**Work instructions**
Locate each line in the records containing "让纸自然下垂". Copy it.

**Data extract**
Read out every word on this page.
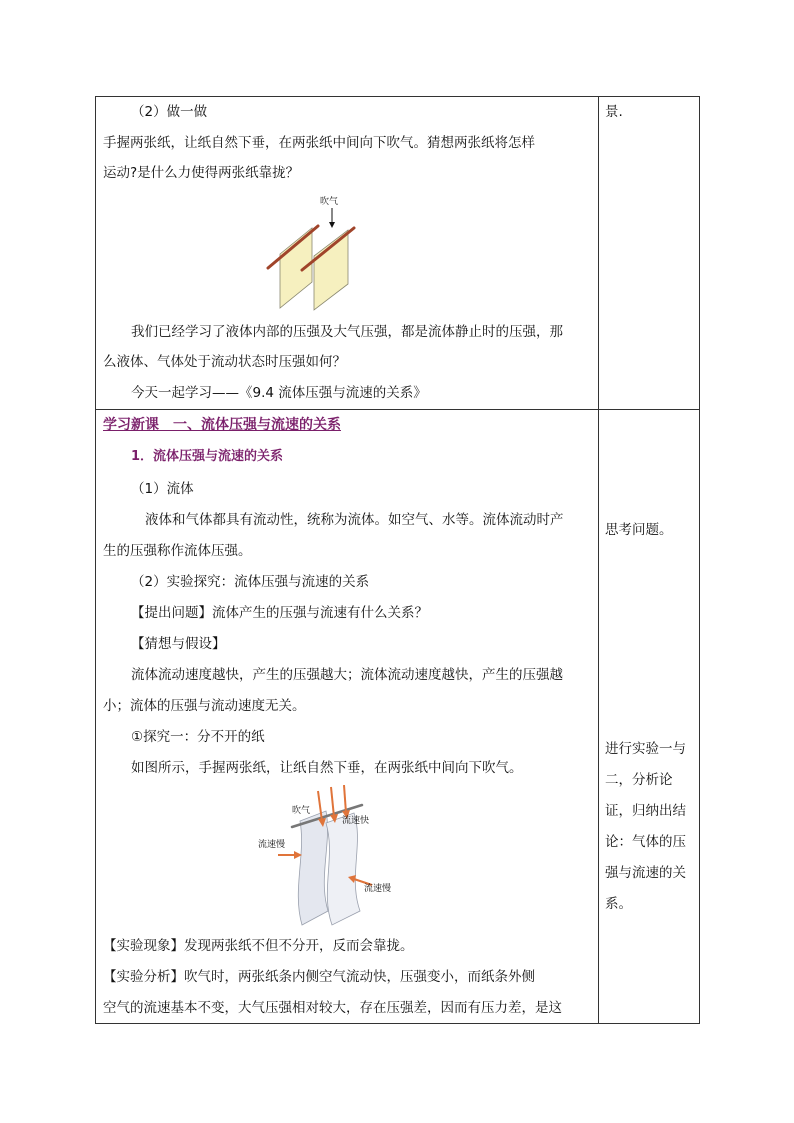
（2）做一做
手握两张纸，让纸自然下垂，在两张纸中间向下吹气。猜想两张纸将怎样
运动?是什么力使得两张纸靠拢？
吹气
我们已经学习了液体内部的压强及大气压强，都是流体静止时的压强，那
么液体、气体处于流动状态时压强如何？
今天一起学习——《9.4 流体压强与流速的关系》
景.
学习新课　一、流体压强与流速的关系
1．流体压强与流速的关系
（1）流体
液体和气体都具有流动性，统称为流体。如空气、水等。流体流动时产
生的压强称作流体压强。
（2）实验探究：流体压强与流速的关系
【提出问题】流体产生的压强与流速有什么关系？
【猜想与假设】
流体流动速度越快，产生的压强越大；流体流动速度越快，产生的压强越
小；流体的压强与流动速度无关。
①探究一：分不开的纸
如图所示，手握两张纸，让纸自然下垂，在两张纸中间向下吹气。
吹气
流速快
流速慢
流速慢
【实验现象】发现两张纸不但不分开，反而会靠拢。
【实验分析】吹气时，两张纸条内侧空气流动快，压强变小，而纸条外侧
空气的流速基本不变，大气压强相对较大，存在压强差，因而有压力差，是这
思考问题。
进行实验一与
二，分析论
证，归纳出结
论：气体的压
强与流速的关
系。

**Response**
手握两张纸，让纸自然下垂，在两张纸中间向下吹气。猜想两张纸将怎样
如图所示，手握两张纸，让纸自然下垂，在两张纸中间向下吹气。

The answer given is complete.